## START Rows

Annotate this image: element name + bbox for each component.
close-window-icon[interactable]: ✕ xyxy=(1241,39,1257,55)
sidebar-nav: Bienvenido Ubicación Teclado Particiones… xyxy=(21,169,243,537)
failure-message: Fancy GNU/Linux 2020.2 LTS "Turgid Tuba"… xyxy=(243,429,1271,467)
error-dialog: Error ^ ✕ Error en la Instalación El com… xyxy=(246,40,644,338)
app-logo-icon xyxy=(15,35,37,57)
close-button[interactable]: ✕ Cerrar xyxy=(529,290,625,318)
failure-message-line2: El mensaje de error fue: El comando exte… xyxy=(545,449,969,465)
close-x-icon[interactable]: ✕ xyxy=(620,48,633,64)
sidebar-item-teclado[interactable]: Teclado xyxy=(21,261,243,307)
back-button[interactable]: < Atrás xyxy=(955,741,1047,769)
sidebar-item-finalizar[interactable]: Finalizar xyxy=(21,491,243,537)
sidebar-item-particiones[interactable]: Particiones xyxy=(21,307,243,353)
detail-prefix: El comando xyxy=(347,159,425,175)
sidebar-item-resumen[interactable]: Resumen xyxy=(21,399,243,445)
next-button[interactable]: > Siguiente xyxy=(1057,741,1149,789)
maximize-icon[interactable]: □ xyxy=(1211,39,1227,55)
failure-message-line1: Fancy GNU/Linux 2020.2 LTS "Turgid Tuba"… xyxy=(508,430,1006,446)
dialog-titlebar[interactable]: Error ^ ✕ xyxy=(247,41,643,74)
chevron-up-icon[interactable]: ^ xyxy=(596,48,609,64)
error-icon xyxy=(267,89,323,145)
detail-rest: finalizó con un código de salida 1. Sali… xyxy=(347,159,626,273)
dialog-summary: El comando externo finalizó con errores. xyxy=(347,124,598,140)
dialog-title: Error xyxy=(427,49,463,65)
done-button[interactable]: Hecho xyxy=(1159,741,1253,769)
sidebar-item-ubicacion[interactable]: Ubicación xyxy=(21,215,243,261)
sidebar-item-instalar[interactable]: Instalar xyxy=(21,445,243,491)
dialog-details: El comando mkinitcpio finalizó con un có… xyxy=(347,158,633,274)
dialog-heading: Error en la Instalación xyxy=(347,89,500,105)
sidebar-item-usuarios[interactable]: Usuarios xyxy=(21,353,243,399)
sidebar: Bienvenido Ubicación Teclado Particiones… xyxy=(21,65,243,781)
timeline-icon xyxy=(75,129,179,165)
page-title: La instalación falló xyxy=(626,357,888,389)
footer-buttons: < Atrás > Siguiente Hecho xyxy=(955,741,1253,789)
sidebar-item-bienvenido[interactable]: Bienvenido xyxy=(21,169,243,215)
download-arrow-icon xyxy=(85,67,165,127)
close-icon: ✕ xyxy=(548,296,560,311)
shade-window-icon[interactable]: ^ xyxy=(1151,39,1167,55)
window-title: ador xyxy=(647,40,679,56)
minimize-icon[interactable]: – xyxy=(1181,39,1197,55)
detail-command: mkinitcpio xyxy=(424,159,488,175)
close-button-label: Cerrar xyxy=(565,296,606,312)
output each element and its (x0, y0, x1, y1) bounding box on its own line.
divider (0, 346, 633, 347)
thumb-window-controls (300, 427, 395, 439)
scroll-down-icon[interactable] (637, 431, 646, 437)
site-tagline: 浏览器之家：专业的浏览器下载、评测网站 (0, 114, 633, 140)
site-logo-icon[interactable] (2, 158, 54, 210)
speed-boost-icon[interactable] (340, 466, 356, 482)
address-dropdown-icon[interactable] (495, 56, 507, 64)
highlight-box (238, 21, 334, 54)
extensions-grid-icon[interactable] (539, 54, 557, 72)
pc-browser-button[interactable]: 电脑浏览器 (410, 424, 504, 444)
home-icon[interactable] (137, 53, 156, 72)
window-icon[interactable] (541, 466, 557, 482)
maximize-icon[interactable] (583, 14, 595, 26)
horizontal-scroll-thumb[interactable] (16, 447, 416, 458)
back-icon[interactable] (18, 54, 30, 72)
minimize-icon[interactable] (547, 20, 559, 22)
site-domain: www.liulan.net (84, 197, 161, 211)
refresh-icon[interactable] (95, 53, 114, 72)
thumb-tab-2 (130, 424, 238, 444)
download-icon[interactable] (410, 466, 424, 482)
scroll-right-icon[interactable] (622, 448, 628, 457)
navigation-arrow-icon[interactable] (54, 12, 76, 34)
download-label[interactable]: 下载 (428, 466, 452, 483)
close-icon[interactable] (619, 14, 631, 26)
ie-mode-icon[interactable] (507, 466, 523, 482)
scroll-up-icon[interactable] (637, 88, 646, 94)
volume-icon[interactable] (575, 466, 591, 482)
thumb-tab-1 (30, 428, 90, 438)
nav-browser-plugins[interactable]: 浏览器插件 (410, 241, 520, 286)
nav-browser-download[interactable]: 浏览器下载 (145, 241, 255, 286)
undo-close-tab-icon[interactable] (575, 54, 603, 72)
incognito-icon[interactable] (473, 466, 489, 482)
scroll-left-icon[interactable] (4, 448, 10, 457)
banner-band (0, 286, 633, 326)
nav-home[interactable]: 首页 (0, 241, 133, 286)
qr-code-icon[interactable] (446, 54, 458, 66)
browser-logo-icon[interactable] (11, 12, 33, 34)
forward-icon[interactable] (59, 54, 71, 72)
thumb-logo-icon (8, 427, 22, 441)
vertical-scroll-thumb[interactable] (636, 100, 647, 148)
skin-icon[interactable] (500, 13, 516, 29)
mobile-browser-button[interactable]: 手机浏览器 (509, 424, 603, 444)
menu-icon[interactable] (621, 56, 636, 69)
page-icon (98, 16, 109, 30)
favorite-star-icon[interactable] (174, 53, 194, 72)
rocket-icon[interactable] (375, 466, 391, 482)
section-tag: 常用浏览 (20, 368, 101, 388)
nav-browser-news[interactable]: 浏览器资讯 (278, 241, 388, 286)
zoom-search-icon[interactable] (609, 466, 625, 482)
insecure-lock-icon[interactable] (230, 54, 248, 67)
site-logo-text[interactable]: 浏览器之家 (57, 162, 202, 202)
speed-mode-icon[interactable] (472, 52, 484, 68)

## END Rows

### Your goal
Render every line of the material above as a JSON array of strings, one string per line, omitting blank lines.

### Response to the task
[
  "Annotate this image: element name + bbox for each component.",
  "close-window-icon[interactable]: ✕ xyxy=(1241,39,1257,55)",
  "sidebar-nav: Bienvenido Ubicación Teclado Particiones… xyxy=(21,169,243,537)",
  "failure-message: Fancy GNU/Linux 2020.2 LTS \"Turgid Tuba\"… xyxy=(243,429,1271,467)",
  "error-dialog: Error ^ ✕ Error en la Instalación El com… xyxy=(246,40,644,338)",
  "app-logo-icon xyxy=(15,35,37,57)",
  "close-button[interactable]: ✕ Cerrar xyxy=(529,290,625,318)",
  "failure-message-line2: El mensaje de error fue: El comando exte… xyxy=(545,449,969,465)",
  "close-x-icon[interactable]: ✕ xyxy=(620,48,633,64)",
  "sidebar-item-teclado[interactable]: Teclado xyxy=(21,261,243,307)",
  "back-button[interactable]: < Atrás xyxy=(955,741,1047,769)",
  "sidebar-item-finalizar[interactable]: Finalizar xyxy=(21,491,243,537)",
  "sidebar-item-particiones[interactable]: Particiones xyxy=(21,307,243,353)",
  "detail-prefix: El comando xyxy=(347,159,425,175)",
  "sidebar-item-resumen[interactable]: Resumen xyxy=(21,399,243,445)",
  "next-button[interactable]: > Siguiente xyxy=(1057,741,1149,789)",
  "maximize-icon[interactable]: □ xyxy=(1211,39,1227,55)",
  "failure-message-line1: Fancy GNU/Linux 2020.2 LTS \"Turgid Tuba\"… xyxy=(508,430,1006,446)",
  "dialog-titlebar[interactable]: Error ^ ✕ xyxy=(247,41,643,74)",
  "chevron-up-icon[interactable]: ^ xyxy=(596,48,609,64)",
  "error-icon xyxy=(267,89,323,145)",
  "detail-rest: finalizó con un código de salida 1. Sali… xyxy=(347,159,626,273)",
  "dialog-summary: El comando externo finalizó con errores. xyxy=(347,124,598,140)",
  "dialog-title: Error xyxy=(427,49,463,65)",
  "done-button[interactable]: Hecho xyxy=(1159,741,1253,769)",
  "sidebar-item-ubicacion[interactable]: Ubicación xyxy=(21,215,243,261)",
  "sidebar-item-instalar[interactable]: Instalar xyxy=(21,445,243,491)",
  "dialog-details: El comando mkinitcpio finalizó con un có… xyxy=(347,158,633,274)",
  "dialog-heading: Error en la Instalación xyxy=(347,89,500,105)",
  "sidebar-item-usuarios[interactable]: Usuarios xyxy=(21,353,243,399)",
  "sidebar: Bienvenido Ubicación Teclado Particiones… xyxy=(21,65,243,781)",
  "timeline-icon xyxy=(75,129,179,165)",
  "page-title: La instalación falló xyxy=(626,357,888,389)",
  "footer-buttons: < Atrás > Siguiente Hecho xyxy=(955,741,1253,789)",
  "sidebar-item-bienvenido[interactable]: Bienvenido xyxy=(21,169,243,215)",
  "download-arrow-icon xyxy=(85,67,165,127)",
  "close-icon: ✕ xyxy=(548,296,560,311)",
  "shade-window-icon[interactable]: ^ xyxy=(1151,39,1167,55)",
  "window-title: ador xyxy=(647,40,679,56)",
  "minimize-icon[interactable]: – xyxy=(1181,39,1197,55)",
  "detail-command: mkinitcpio xyxy=(424,159,488,175)",
  "close-button-label: Cerrar xyxy=(565,296,606,312)",
  "output each element and its (x0, y0, x1, y1) bounding box on its own line.",
  "divider (0, 346, 633, 347)",
  "thumb-window-controls (300, 427, 395, 439)",
  "scroll-down-icon[interactable] (637, 431, 646, 437)",
  "site-tagline: 浏览器之家：专业的浏览器下载、评测网站 (0, 114, 633, 140)",
  "site-logo-icon[interactable] (2, 158, 54, 210)",
  "speed-boost-icon[interactable] (340, 466, 356, 482)",
  "address-dropdown-icon[interactable] (495, 56, 507, 64)",
  "highlight-box (238, 21, 334, 54)",
  "extensions-grid-icon[interactable] (539, 54, 557, 72)",
  "pc-browser-button[interactable]: 电脑浏览器 (410, 424, 504, 444)",
  "home-icon[interactable] (137, 53, 156, 72)",
  "window-icon[interactable] (541, 466, 557, 482)",
  "maximize-icon[interactable] (583, 14, 595, 26)",
  "horizontal-scroll-thumb[interactable] (16, 447, 416, 458)",
  "back-icon[interactable] (18, 54, 30, 72)",
  "minimize-icon[interactable] (547, 20, 559, 22)",
  "site-domain: www.liulan.net (84, 197, 161, 211)",
  "refresh-icon[interactable] (95, 53, 114, 72)",
  "thumb-tab-2 (130, 424, 238, 444)",
  "download-icon[interactable] (410, 466, 424, 482)",
  "scroll-right-icon[interactable] (622, 448, 628, 457)",
  "navigation-arrow-icon[interactable] (54, 12, 76, 34)",
  "download-label[interactable]: 下载 (428, 466, 452, 483)",
  "close-icon[interactable] (619, 14, 631, 26)",
  "ie-mode-icon[interactable] (507, 466, 523, 482)",
  "scroll-up-icon[interactable] (637, 88, 646, 94)",
  "volume-icon[interactable] (575, 466, 591, 482)",
  "thumb-tab-1 (30, 428, 90, 438)",
  "nav-browser-plugins[interactable]: 浏览器插件 (410, 241, 520, 286)",
  "nav-browser-download[interactable]: 浏览器下载 (145, 241, 255, 286)",
  "undo-close-tab-icon[interactable] (575, 54, 603, 72)",
  "incognito-icon[interactable] (473, 466, 489, 482)",
  "scroll-left-icon[interactable] (4, 448, 10, 457)",
  "banner-band (0, 286, 633, 326)",
  "nav-home[interactable]: 首页 (0, 241, 133, 286)",
  "qr-code-icon[interactable] (446, 54, 458, 66)",
  "browser-logo-icon[interactable] (11, 12, 33, 34)",
  "forward-icon[interactable] (59, 54, 71, 72)",
  "thumb-logo-icon (8, 427, 22, 441)",
  "vertical-scroll-thumb[interactable] (636, 100, 647, 148)",
  "skin-icon[interactable] (500, 13, 516, 29)",
  "mobile-browser-button[interactable]: 手机浏览器 (509, 424, 603, 444)",
  "menu-icon[interactable] (621, 56, 636, 69)",
  "page-icon (98, 16, 109, 30)",
  "favorite-star-icon[interactable] (174, 53, 194, 72)",
  "rocket-icon[interactable] (375, 466, 391, 482)",
  "section-tag: 常用浏览 (20, 368, 101, 388)",
  "nav-browser-news[interactable]: 浏览器资讯 (278, 241, 388, 286)",
  "zoom-search-icon[interactable] (609, 466, 625, 482)",
  "insecure-lock-icon[interactable] (230, 54, 248, 67)",
  "site-logo-text[interactable]: 浏览器之家 (57, 162, 202, 202)",
  "speed-mode-icon[interactable] (472, 52, 484, 68)"
]